> [WHAT THE TASK ASKS] Copy all entries without alteration and skip the pictures they hold.

>>>>>

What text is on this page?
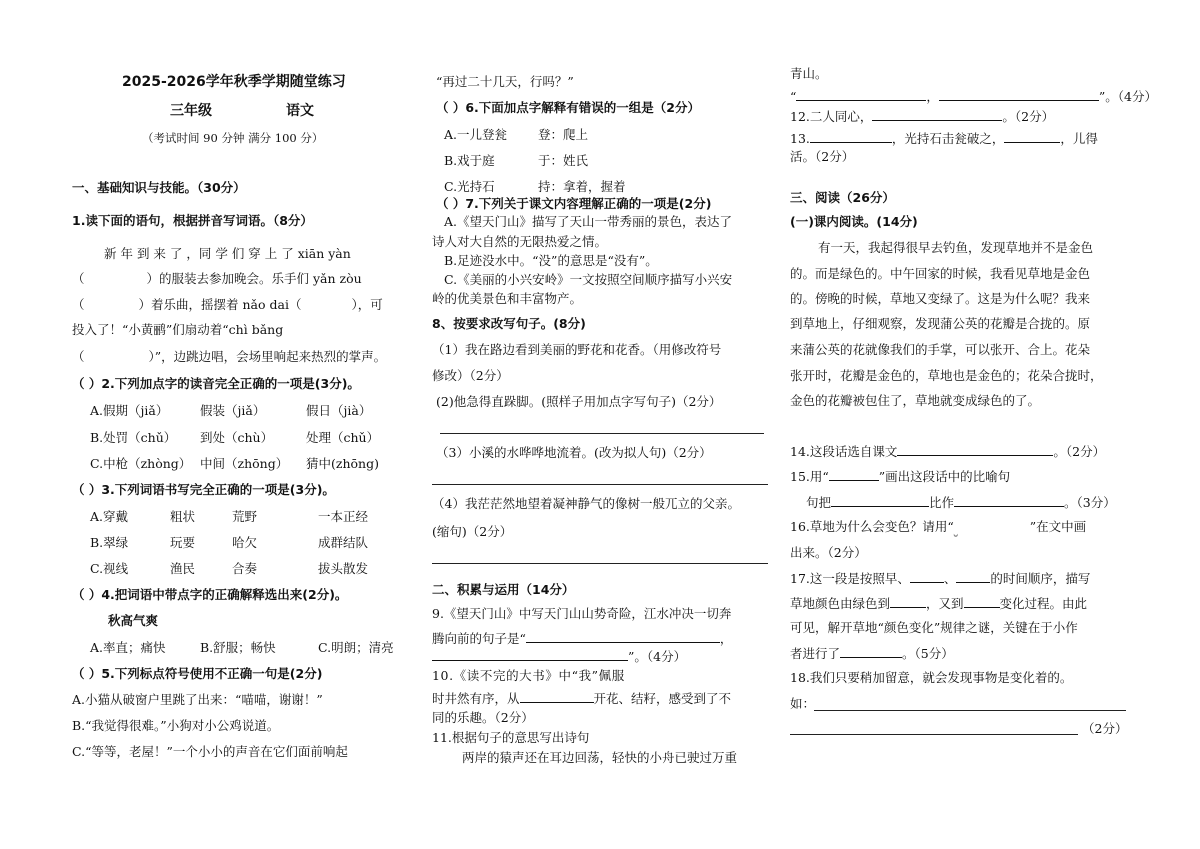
2025-2026学年秋季学期随堂练习
三年级	语文
（考试时间 90 分钟 满分 100 分）
一、基础知识与技能。（30分）
1.读下面的语句，根据拼音写词语。（8分）
新 年 到 来 了 ，同 学 们 穿 上 了 xiān yàn
（	）的服装去参加晚会。乐手们 yǎn zòu
（	）着乐曲，摇摆着 nǎo dai（	），可
投入了！“小黄鹂”们扇动着“chì bǎng
（	）”，边跳边唱，会场里响起来热烈的掌声。
（ ）2.下列加点字的读音完全正确的一项是(3分)。
A.假期（jiǎ）	假装（jiǎ）	假日（jià）
B.处罚（chǔ） 到处（chù）	处理（chǔ）
C.中枪（zhòng） 中间（zhōng） 猜中(zhōng)
（ ）3.下列词语书写完全正确的一项是(3分)。
A.穿戴	粗状	荒野	一本正经
B.翠绿	玩要	哈欠	成群结队
C.视线	渔民	合奏	拔头散发
（ ）4.把词语中带点字的正确解释选出来(2分)。
秋高气爽
A.率直；痛快	B.舒服；畅快	C.明朗；清亮
（ ）5.下列标点符号使用不正确一句是(2分)
A.小猫从破窗户里跳了出来：“喵喵，谢谢！”
B.“我觉得很难。”小狗对小公鸡说道。
C.“等等，老屋！”一个小小的声音在它们面前响起
“再过二十几天，行吗？”
（ ）6.下面加点字解释有错误的一组是（2分）
A.一儿登瓮 登：爬上
B.戏于庭	于：姓氏
C.光持石	持：拿着，握着
（ ）7.下列关于课文内容理解正确的一项是(2分)
A.《望天门山》描写了天山一带秀丽的景色，表达了
诗人对大自然的无限热爱之情。
B.足迹没水中。“没”的意思是“没有”。
C.《美丽的小兴安岭》一文按照空间顺序描写小兴安
岭的优美景色和丰富物产。
8、按要求改写句子。(8分)
（1）我在路边看到美丽的野花和花香。（用修改符号
修改）（2分）
(2)他急得直跺脚。(照样子用加点字写句子)（2分）
（3）小溪的水哗哗地流着。(改为拟人句)（2分）
（4）我茫茫然地望着凝神静气的像树一般兀立的父亲。
(缩句)（2分）
二、积累与运用（14分）
9.《望天门山》中写天门山山势奇险，江水冲决一切奔
腾向前的句子是“	，
”。（4分）
10.《读不完的大书》中“我”佩服
时井然有序，从	开花、结籽，感受到了不
同的乐趣。（2分）
11.根据句子的意思写出诗句
两岸的猿声还在耳边回荡，轻快的小舟已驶过万重
青山。
“	，	”。（4分）
12.二人同心，	。（2分）
13.	，光持石击瓮破之，	，儿得
活。（2分）
三、阅读（26分）
(一)课内阅读。(14分)
有一天，我起得很早去钓鱼，发现草地并不是金色
的。而是绿色的。中午回家的时候，我看见草地是金色
的。傍晚的时候，草地又变绿了。这是为什么呢？我来
到草地上，仔细观察，发现蒲公英的花瓣是合拢的。原
来蒲公英的花就像我们的手掌，可以张开、合上。花朵
张开时，花瓣是金色的，草地也是金色的；花朵合拢时，
金色的花瓣被包住了，草地就变成绿色的了。
14.这段话选自课文	。（2分）
15.用“	”画出这段话中的比喻句
句把	比作	。（3分）
16.草地为什么会变色？请用“	”在文中画
出来。（2分）
17.这一段是按照早、	、	的时间顺序，描写
草地颜色由绿色到	，又到	变化过程。由此
可见，解开草地“颜色变化”规律之谜，关键在于小作
者进行了	。（5分）
18.我们只要稍加留意，就会发现事物是变化着的。
如：
（2分）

<<<<<

> [ANSWER TO THE PROBLEM]
What text is on this page?
2025-2026学年秋季学期随堂练习
三年级	语文
（考试时间 90 分钟 满分 100 分）
一、基础知识与技能。（30分）
1.读下面的语句，根据拼音写词语。（8分）
新 年 到 来 了 ，同 学 们 穿 上 了 xiān yàn
（	）的服装去参加晚会。乐手们 yǎn zòu
（	）着乐曲，摇摆着 nǎo dai（	），可
投入了！“小黄鹂”们扇动着“chì bǎng
（	）”，边跳边唱，会场里响起来热烈的掌声。
（ ）2.下列加点字的读音完全正确的一项是(3分)。
A.假期（jiǎ）	假装（jiǎ）	假日（jià）
B.处罚（chǔ） 到处（chù）	处理（chǔ）
C.中枪（zhòng） 中间（zhōng） 猜中(zhōng)
（ ）3.下列词语书写完全正确的一项是(3分)。
A.穿戴	粗状	荒野	一本正经
B.翠绿	玩要	哈欠	成群结队
C.视线	渔民	合奏	拔头散发
（ ）4.把词语中带点字的正确解释选出来(2分)。
秋高气爽
A.率直；痛快	B.舒服；畅快	C.明朗；清亮
（ ）5.下列标点符号使用不正确一句是(2分)
A.小猫从破窗户里跳了出来：“喵喵，谢谢！”
B.“我觉得很难。”小狗对小公鸡说道。
C.“等等，老屋！”一个小小的声音在它们面前响起
“再过二十几天，行吗？”
（ ）6.下面加点字解释有错误的一组是（2分）
A.一儿登瓮 登：爬上
B.戏于庭	于：姓氏
C.光持石	持：拿着，握着
（ ）7.下列关于课文内容理解正确的一项是(2分)
A.《望天门山》描写了天山一带秀丽的景色，表达了
诗人对大自然的无限热爱之情。
B.足迹没水中。“没”的意思是“没有”。
C.《美丽的小兴安岭》一文按照空间顺序描写小兴安
岭的优美景色和丰富物产。
8、按要求改写句子。(8分)
（1）我在路边看到美丽的野花和花香。（用修改符号
修改）（2分）
(2)他急得直跺脚。(照样子用加点字写句子)（2分）
（3）小溪的水哗哗地流着。(改为拟人句)（2分）
（4）我茫茫然地望着凝神静气的像树一般兀立的父亲。
(缩句)（2分）
二、积累与运用（14分）
9.《望天门山》中写天门山山势奇险，江水冲决一切奔
腾向前的句子是“	，
”。（4分）
10.《读不完的大书》中“我”佩服
时井然有序，从	开花、结籽，感受到了不
同的乐趣。（2分）
11.根据句子的意思写出诗句
两岸的猿声还在耳边回荡，轻快的小舟已驶过万重
青山。
“	，	”。（4分）
12.二人同心，	。（2分）
13.	，光持石击瓮破之，	，儿得
活。（2分）
三、阅读（26分）
(一)课内阅读。(14分)
有一天，我起得很早去钓鱼，发现草地并不是金色
的。而是绿色的。中午回家的时候，我看见草地是金色
的。傍晚的时候，草地又变绿了。这是为什么呢？我来
到草地上，仔细观察，发现蒲公英的花瓣是合拢的。原
来蒲公英的花就像我们的手掌，可以张开、合上。花朵
张开时，花瓣是金色的，草地也是金色的；花朵合拢时，
金色的花瓣被包住了，草地就变成绿色的了。
14.这段话选自课文	。（2分）
15.用“	”画出这段话中的比喻句
句把	比作	。（3分）
16.草地为什么会变色？请用“	”在文中画
出来。（2分）
17.这一段是按照早、	、	的时间顺序，描写
草地颜色由绿色到	，又到	变化过程。由此
可见，解开草地“颜色变化”规律之谜，关键在于小作
者进行了	。（5分）
18.我们只要稍加留意，就会发现事物是变化着的。
如：
（2分）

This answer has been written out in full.